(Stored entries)
>>>
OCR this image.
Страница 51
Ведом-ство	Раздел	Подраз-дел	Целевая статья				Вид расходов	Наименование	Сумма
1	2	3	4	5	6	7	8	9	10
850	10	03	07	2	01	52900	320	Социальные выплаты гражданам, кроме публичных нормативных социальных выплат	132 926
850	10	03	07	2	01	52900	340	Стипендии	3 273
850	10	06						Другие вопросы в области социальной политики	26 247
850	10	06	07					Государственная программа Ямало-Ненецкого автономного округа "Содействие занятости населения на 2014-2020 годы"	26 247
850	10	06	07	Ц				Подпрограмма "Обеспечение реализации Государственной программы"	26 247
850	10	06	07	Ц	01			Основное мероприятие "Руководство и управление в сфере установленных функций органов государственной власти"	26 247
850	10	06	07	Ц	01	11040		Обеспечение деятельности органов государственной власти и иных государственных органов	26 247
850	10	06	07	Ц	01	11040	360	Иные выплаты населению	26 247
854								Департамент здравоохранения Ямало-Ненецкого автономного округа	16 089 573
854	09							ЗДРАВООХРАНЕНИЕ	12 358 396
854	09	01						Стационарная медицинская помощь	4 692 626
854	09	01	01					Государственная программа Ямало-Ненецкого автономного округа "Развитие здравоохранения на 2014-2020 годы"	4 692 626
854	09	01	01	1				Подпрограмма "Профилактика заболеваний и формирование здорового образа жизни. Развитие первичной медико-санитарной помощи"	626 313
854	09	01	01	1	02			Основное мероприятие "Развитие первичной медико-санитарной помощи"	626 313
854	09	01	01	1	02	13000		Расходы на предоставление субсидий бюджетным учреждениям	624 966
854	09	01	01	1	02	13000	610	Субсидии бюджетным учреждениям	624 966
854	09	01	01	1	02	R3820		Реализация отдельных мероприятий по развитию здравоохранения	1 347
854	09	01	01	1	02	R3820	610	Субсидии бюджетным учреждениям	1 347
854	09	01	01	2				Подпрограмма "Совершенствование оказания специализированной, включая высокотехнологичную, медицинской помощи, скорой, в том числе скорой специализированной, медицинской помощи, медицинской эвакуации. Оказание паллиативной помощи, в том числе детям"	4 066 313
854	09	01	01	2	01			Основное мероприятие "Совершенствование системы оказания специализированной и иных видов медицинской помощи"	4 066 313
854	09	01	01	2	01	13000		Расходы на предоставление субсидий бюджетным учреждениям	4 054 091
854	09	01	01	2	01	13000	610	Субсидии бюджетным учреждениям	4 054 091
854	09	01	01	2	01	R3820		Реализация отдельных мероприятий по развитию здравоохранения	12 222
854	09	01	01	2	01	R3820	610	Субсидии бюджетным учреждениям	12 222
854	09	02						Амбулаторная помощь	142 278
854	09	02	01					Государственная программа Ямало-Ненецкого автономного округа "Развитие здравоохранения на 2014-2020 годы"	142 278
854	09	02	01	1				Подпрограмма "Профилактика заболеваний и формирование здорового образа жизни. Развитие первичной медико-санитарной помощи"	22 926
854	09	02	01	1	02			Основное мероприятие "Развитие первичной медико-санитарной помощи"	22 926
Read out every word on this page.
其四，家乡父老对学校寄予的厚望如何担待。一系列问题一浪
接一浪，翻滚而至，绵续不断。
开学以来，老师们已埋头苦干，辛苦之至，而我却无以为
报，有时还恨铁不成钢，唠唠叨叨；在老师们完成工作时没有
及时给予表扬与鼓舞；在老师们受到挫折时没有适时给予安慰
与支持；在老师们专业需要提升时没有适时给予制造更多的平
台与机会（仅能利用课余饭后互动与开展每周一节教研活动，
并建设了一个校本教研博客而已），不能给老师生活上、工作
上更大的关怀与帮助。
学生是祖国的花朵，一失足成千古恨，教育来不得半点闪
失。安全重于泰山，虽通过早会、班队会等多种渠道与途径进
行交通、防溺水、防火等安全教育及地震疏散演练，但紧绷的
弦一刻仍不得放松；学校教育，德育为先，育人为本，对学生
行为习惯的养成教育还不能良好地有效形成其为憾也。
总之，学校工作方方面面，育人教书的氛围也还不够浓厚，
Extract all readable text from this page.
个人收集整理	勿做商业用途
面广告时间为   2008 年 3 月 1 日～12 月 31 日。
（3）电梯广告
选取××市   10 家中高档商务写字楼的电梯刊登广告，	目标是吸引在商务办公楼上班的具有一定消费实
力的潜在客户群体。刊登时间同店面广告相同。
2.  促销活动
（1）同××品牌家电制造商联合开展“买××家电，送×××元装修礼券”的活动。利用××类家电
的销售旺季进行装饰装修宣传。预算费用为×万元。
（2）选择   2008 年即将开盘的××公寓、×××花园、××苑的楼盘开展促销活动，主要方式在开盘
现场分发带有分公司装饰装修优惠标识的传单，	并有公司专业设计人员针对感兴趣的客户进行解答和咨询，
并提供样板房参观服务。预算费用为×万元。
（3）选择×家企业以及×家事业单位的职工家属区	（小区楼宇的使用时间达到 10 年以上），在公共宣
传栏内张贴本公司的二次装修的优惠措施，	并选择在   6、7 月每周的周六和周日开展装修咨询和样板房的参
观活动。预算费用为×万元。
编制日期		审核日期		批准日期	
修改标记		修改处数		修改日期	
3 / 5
<<<
§ YOUR OBJECTIVE: Copy every line of the records word for word.

§ EXERCISE OUTPUT:
OCR this image.
Страница 51
Ведом-ство	Раздел	Подраз-дел	Целевая статья				Вид расходов	Наименование	Сумма
1	2	3	4	5	6	7	8	9	10
850	10	03	07	2	01	52900	320	Социальные выплаты гражданам, кроме публичных нормативных социальных выплат	132 926
850	10	03	07	2	01	52900	340	Стипендии	3 273
850	10	06						Другие вопросы в области социальной политики	26 247
850	10	06	07					Государственная программа Ямало-Ненецкого автономного округа "Содействие занятости населения на 2014-2020 годы"	26 247
850	10	06	07	Ц				Подпрограмма "Обеспечение реализации Государственной программы"	26 247
850	10	06	07	Ц	01			Основное мероприятие "Руководство и управление в сфере установленных функций органов государственной власти"	26 247
850	10	06	07	Ц	01	11040		Обеспечение деятельности органов государственной власти и иных государственных органов	26 247
850	10	06	07	Ц	01	11040	360	Иные выплаты населению	26 247
854								Департамент здравоохранения Ямало-Ненецкого автономного округа	16 089 573
854	09							ЗДРАВООХРАНЕНИЕ	12 358 396
854	09	01						Стационарная медицинская помощь	4 692 626
854	09	01	01					Государственная программа Ямало-Ненецкого автономного округа "Развитие здравоохранения на 2014-2020 годы"	4 692 626
854	09	01	01	1				Подпрограмма "Профилактика заболеваний и формирование здорового образа жизни. Развитие первичной медико-санитарной помощи"	626 313
854	09	01	01	1	02			Основное мероприятие "Развитие первичной медико-санитарной помощи"	626 313
854	09	01	01	1	02	13000		Расходы на предоставление субсидий бюджетным учреждениям	624 966
854	09	01	01	1	02	13000	610	Субсидии бюджетным учреждениям	624 966
854	09	01	01	1	02	R3820		Реализация отдельных мероприятий по развитию здравоохранения	1 347
854	09	01	01	1	02	R3820	610	Субсидии бюджетным учреждениям	1 347
854	09	01	01	2				Подпрограмма "Совершенствование оказания специализированной, включая высокотехнологичную, медицинской помощи, скорой, в том числе скорой специализированной, медицинской помощи, медицинской эвакуации. Оказание паллиативной помощи, в том числе детям"	4 066 313
854	09	01	01	2	01			Основное мероприятие "Совершенствование системы оказания специализированной и иных видов медицинской помощи"	4 066 313
854	09	01	01	2	01	13000		Расходы на предоставление субсидий бюджетным учреждениям	4 054 091
854	09	01	01	2	01	13000	610	Субсидии бюджетным учреждениям	4 054 091
854	09	01	01	2	01	R3820		Реализация отдельных мероприятий по развитию здравоохранения	12 222
854	09	01	01	2	01	R3820	610	Субсидии бюджетным учреждениям	12 222
854	09	02						Амбулаторная помощь	142 278
854	09	02	01					Государственная программа Ямало-Ненецкого автономного округа "Развитие здравоохранения на 2014-2020 годы"	142 278
854	09	02	01	1				Подпрограмма "Профилактика заболеваний и формирование здорового образа жизни. Развитие первичной медико-санитарной помощи"	22 926
854	09	02	01	1	02			Основное мероприятие "Развитие первичной медико-санитарной помощи"	22 926
Read out every word on this page.
其四，家乡父老对学校寄予的厚望如何担待。一系列问题一浪
接一浪，翻滚而至，绵续不断。
开学以来，老师们已埋头苦干，辛苦之至，而我却无以为
报，有时还恨铁不成钢，唠唠叨叨；在老师们完成工作时没有
及时给予表扬与鼓舞；在老师们受到挫折时没有适时给予安慰
与支持；在老师们专业需要提升时没有适时给予制造更多的平
台与机会（仅能利用课余饭后互动与开展每周一节教研活动，
并建设了一个校本教研博客而已），不能给老师生活上、工作
上更大的关怀与帮助。
学生是祖国的花朵，一失足成千古恨，教育来不得半点闪
失。安全重于泰山，虽通过早会、班队会等多种渠道与途径进
行交通、防溺水、防火等安全教育及地震疏散演练，但紧绷的
弦一刻仍不得放松；学校教育，德育为先，育人为本，对学生
行为习惯的养成教育还不能良好地有效形成其为憾也。
总之，学校工作方方面面，育人教书的氛围也还不够浓厚，
Extract all readable text from this page.
个人收集整理	勿做商业用途
面广告时间为   2008 年 3 月 1 日～12 月 31 日。
（3）电梯广告
选取××市   10 家中高档商务写字楼的电梯刊登广告，	目标是吸引在商务办公楼上班的具有一定消费实
力的潜在客户群体。刊登时间同店面广告相同。
2.  促销活动
（1）同××品牌家电制造商联合开展“买××家电，送×××元装修礼券”的活动。利用××类家电
的销售旺季进行装饰装修宣传。预算费用为×万元。
（2）选择   2008 年即将开盘的××公寓、×××花园、××苑的楼盘开展促销活动，主要方式在开盘
现场分发带有分公司装饰装修优惠标识的传单，	并有公司专业设计人员针对感兴趣的客户进行解答和咨询，
并提供样板房参观服务。预算费用为×万元。
（3）选择×家企业以及×家事业单位的职工家属区	（小区楼宇的使用时间达到 10 年以上），在公共宣
传栏内张贴本公司的二次装修的优惠措施，	并选择在   6、7 月每周的周六和周日开展装修咨询和样板房的参
观活动。预算费用为×万元。
编制日期		审核日期		批准日期	
修改标记		修改处数		修改日期	
3 / 5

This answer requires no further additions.